DATA FOR THIS EXERCISE:
** BEGIN **
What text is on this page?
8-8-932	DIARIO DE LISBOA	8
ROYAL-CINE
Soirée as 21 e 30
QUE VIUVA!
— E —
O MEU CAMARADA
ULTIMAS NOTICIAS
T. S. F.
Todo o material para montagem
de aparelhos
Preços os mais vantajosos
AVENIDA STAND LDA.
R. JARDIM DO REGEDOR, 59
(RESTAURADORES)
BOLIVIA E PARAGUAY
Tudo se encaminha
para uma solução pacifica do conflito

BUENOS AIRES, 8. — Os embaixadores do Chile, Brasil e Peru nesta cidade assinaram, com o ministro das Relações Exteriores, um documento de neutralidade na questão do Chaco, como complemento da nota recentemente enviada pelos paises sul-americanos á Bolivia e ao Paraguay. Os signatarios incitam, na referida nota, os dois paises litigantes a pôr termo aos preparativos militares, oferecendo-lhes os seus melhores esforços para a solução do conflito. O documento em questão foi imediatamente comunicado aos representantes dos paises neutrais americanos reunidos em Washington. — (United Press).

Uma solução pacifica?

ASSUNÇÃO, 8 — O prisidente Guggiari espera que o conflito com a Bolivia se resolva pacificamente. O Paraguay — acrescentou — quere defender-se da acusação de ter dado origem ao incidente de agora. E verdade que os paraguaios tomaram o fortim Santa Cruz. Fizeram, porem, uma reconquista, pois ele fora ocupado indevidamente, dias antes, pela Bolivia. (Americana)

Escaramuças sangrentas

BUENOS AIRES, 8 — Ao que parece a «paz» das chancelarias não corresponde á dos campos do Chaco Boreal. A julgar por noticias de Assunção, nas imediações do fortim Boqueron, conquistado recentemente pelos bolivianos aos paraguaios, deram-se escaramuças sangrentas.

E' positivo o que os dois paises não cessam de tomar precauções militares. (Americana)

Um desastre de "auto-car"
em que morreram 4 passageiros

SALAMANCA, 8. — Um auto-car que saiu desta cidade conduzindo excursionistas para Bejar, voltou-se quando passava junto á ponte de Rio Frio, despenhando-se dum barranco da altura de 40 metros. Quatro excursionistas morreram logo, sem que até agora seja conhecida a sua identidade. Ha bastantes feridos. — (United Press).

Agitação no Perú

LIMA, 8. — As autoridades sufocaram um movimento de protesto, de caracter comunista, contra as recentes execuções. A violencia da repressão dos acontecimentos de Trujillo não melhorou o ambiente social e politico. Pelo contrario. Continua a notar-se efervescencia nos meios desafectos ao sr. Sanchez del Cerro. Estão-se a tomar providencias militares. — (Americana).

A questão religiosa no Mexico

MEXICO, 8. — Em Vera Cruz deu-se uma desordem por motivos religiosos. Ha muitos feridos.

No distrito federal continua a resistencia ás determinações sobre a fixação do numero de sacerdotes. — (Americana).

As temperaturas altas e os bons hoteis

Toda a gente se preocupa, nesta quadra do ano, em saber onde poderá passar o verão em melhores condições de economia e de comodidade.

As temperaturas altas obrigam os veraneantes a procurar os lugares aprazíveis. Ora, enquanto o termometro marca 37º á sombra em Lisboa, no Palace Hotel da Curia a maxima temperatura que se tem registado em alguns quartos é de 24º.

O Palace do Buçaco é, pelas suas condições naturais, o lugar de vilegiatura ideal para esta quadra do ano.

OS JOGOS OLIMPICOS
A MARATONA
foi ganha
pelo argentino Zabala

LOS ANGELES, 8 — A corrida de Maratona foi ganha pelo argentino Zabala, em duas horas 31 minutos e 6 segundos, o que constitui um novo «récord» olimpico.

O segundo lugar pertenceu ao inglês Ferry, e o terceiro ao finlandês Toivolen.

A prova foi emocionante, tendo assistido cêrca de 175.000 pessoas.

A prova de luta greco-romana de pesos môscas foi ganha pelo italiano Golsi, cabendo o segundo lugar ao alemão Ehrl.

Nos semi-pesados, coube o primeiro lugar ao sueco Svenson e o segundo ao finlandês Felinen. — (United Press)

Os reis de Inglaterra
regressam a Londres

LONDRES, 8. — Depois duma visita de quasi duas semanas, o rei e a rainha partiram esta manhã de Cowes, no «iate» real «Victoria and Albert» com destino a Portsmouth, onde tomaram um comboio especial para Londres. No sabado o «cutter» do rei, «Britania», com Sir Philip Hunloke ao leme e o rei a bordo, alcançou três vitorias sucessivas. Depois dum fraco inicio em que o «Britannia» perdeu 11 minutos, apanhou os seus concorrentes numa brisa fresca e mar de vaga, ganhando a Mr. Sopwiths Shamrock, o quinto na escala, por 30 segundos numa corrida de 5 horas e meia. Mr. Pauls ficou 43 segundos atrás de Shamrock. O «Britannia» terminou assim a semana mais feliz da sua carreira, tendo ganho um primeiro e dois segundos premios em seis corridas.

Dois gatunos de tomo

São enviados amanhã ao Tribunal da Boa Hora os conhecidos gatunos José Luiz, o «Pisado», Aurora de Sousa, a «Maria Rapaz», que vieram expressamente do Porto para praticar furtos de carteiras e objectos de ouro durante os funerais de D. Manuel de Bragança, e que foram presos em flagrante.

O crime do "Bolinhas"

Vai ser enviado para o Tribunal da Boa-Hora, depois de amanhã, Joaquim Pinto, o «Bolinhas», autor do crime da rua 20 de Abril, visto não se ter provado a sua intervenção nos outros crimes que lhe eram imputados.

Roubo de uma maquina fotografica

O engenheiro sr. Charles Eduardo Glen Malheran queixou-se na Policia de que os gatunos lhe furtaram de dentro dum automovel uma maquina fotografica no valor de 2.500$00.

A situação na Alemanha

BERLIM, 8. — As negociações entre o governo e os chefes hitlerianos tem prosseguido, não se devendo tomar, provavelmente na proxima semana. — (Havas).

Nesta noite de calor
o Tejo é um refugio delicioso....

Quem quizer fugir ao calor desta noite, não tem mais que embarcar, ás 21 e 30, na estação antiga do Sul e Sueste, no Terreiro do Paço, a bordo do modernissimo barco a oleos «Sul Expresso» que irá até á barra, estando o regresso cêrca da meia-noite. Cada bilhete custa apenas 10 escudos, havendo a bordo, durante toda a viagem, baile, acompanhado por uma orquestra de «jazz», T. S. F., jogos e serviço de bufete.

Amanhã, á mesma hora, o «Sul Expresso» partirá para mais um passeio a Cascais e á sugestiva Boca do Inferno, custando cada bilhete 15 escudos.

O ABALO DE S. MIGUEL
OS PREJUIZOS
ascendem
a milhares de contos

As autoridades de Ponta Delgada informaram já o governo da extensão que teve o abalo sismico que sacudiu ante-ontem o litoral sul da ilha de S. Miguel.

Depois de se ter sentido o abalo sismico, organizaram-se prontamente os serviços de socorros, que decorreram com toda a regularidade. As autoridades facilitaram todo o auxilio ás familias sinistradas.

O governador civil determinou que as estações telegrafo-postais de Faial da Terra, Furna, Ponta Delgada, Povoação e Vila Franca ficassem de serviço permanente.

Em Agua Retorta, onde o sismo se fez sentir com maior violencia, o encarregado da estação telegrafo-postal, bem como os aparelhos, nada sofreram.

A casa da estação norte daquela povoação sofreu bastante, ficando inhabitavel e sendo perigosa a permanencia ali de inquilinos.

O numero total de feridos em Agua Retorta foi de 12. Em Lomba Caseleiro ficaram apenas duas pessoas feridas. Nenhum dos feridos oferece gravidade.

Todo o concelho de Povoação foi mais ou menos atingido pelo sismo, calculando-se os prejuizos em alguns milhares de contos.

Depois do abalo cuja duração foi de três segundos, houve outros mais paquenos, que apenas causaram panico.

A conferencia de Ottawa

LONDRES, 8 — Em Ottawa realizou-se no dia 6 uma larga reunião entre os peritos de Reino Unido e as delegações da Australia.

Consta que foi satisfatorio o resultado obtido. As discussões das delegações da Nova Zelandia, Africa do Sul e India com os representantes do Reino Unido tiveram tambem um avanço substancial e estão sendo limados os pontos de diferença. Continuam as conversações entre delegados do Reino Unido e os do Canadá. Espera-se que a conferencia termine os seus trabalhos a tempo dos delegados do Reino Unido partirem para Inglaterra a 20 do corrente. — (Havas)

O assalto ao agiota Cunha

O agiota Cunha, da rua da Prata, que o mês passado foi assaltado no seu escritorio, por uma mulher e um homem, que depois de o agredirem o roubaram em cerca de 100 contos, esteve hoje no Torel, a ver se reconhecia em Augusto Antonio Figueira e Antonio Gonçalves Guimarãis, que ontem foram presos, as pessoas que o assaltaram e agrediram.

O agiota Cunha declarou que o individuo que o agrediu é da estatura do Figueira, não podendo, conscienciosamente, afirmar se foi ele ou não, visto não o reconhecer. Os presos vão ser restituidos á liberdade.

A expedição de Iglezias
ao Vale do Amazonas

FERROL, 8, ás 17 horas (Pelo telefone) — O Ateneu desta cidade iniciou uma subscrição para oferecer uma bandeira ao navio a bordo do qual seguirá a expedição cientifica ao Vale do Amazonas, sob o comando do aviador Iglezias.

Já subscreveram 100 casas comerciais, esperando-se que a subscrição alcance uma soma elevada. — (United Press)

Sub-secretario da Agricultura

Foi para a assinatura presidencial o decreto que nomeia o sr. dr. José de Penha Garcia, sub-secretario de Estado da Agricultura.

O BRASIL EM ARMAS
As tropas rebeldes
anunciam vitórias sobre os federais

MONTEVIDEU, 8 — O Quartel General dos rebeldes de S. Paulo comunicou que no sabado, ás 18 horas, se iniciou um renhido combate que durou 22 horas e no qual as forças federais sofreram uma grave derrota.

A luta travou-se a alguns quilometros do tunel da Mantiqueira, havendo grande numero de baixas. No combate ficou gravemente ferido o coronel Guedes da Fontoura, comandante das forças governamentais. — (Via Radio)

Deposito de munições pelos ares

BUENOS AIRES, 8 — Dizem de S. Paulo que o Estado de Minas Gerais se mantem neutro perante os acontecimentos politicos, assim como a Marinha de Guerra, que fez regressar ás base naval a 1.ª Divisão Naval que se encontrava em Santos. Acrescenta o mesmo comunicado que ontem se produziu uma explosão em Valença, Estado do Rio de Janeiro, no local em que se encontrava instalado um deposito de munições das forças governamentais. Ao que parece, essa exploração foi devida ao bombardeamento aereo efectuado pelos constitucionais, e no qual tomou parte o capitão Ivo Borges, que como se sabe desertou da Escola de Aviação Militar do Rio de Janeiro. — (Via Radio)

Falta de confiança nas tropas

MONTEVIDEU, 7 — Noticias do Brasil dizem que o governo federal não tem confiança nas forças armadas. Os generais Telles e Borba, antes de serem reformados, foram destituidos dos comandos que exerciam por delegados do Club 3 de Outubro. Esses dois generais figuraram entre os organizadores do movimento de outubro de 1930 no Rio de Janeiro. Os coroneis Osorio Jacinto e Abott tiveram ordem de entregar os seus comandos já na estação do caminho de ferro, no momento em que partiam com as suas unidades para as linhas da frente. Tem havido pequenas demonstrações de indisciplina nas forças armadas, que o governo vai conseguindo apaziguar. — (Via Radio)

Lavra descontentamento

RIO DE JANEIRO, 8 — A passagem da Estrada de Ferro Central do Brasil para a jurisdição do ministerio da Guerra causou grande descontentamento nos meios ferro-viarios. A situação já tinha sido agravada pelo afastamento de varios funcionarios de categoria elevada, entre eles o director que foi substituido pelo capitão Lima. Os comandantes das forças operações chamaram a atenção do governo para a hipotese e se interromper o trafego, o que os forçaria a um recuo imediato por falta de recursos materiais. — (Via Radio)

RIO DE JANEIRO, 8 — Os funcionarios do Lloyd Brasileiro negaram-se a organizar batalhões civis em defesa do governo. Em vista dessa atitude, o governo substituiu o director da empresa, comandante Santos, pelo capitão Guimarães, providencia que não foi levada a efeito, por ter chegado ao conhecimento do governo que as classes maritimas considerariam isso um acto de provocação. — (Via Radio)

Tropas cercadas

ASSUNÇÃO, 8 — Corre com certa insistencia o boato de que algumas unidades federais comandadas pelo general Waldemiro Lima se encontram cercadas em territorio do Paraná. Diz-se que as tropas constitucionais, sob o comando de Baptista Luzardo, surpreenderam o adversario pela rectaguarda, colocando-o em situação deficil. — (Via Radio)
** END **
WORK REQUIRED:
Find the lines that include the string "maquina", then copy each of them.

RESPONSE FOR THIS EXERCISE:
Roubo de uma maquina fotografica
O engenheiro sr. Charles Eduardo Glen Malheran queixou-se na Policia de que os gatunos lhe furtaram de dentro dum automovel uma maquina fotografica no valor de 2.500$00.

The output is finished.